# Start of Data for the task
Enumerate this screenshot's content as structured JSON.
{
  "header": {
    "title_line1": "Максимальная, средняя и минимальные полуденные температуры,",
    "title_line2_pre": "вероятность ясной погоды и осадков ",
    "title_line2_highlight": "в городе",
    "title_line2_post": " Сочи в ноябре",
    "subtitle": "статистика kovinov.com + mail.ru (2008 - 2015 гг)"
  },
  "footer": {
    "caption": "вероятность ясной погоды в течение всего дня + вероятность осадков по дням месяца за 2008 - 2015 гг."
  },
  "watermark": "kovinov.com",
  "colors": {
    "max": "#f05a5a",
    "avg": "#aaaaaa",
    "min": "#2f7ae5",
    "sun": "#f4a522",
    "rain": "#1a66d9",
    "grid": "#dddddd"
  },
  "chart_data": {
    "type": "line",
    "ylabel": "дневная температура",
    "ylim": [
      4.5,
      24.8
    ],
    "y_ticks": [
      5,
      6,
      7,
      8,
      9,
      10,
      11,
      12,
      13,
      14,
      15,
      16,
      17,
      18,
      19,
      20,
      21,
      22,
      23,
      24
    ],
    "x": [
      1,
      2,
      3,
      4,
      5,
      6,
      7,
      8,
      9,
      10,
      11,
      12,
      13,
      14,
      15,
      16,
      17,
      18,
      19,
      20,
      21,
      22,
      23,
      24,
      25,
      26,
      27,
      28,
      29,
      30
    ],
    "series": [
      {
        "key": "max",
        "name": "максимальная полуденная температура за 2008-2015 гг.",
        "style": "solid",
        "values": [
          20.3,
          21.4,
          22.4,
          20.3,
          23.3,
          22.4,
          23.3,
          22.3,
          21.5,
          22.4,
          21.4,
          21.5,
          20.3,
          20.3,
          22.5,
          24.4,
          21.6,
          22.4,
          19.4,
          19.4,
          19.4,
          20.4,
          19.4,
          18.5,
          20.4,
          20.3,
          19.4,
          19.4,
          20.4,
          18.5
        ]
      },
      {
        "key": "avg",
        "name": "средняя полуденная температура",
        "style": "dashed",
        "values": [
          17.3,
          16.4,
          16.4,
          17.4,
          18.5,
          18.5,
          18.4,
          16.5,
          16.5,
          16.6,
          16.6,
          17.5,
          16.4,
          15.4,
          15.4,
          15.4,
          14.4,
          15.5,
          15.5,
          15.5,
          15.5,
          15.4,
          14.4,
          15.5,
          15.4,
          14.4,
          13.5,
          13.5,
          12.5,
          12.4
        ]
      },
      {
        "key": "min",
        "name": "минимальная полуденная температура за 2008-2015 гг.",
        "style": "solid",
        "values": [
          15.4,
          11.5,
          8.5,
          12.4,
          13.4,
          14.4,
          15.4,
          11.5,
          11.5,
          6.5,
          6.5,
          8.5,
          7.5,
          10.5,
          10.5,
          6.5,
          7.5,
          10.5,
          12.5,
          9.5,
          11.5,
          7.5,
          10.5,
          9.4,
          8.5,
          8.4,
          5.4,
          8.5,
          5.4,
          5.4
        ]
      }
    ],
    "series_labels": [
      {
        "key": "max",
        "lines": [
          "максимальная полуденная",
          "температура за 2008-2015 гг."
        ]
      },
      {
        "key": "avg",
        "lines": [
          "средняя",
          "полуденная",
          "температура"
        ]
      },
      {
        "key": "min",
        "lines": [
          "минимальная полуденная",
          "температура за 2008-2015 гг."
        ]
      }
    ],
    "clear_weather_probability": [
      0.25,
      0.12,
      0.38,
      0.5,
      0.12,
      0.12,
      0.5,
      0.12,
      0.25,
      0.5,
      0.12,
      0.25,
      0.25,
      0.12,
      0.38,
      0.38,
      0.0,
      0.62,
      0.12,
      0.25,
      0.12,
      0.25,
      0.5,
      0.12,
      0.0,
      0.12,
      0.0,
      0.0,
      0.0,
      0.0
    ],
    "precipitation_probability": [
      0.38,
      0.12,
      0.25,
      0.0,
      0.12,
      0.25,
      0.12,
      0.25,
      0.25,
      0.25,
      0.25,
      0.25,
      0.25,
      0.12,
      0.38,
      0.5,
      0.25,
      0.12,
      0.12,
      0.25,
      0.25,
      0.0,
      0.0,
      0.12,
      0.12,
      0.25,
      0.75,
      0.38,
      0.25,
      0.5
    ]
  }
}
# End of Data for the task
• _Work to do_:
Copy, from the material above, each line in which the string "вероятность" occurs.

• _Task solution_:
    "title_line2_pre": "вероятность ясной погоды и осадков ",
    "caption": "вероятность ясной погоды в течение всего дня + вероятность осадков по дням месяца за 2008 - 2015 гг."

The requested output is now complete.